STATED EXERCISE ▸ Copy every line, leaving nothing out and adding nothing.

RECORDS FOR THIS EXERCISE ▸
● ● ●

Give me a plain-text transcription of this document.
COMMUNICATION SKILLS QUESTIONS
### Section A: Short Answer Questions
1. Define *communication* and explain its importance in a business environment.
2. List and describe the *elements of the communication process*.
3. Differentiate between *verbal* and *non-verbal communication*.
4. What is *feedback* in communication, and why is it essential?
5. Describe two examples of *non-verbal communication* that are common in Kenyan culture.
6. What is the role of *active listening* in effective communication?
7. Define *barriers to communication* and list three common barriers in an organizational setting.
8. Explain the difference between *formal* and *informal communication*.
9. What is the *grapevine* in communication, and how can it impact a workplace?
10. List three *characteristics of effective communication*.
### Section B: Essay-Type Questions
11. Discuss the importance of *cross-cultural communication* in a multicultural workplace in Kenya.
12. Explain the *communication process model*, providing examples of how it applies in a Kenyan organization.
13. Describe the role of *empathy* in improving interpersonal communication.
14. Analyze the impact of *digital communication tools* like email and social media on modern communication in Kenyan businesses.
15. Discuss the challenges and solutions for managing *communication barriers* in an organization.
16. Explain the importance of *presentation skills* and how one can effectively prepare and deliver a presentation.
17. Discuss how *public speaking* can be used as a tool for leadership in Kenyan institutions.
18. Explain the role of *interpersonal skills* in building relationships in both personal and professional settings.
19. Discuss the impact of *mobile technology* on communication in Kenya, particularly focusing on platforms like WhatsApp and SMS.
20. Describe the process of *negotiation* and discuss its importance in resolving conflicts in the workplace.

● ● ●

RESULT OF THIS TASK ▸
Give me a plain-text transcription of this document.
COMMUNICATION SKILLS QUESTIONS
### Section A: Short Answer Questions
1. Define *communication* and explain its importance in a business environment.
2. List and describe the *elements of the communication process*.
3. Differentiate between *verbal* and *non-verbal communication*.
4. What is *feedback* in communication, and why is it essential?
5. Describe two examples of *non-verbal communication* that are common in Kenyan culture.
6. What is the role of *active listening* in effective communication?
7. Define *barriers to communication* and list three common barriers in an organizational setting.
8. Explain the difference between *formal* and *informal communication*.
9. What is the *grapevine* in communication, and how can it impact a workplace?
10. List three *characteristics of effective communication*.
### Section B: Essay-Type Questions
11. Discuss the importance of *cross-cultural communication* in a multicultural workplace in Kenya.
12. Explain the *communication process model*, providing examples of how it applies in a Kenyan organization.
13. Describe the role of *empathy* in improving interpersonal communication.
14. Analyze the impact of *digital communication tools* like email and social media on modern communication in Kenyan businesses.
15. Discuss the challenges and solutions for managing *communication barriers* in an organization.
16. Explain the importance of *presentation skills* and how one can effectively prepare and deliver a presentation.
17. Discuss how *public speaking* can be used as a tool for leadership in Kenyan institutions.
18. Explain the role of *interpersonal skills* in building relationships in both personal and professional settings.
19. Discuss the impact of *mobile technology* on communication in Kenya, particularly focusing on platforms like WhatsApp and SMS.
20. Describe the process of *negotiation* and discuss its importance in resolving conflicts in the workplace.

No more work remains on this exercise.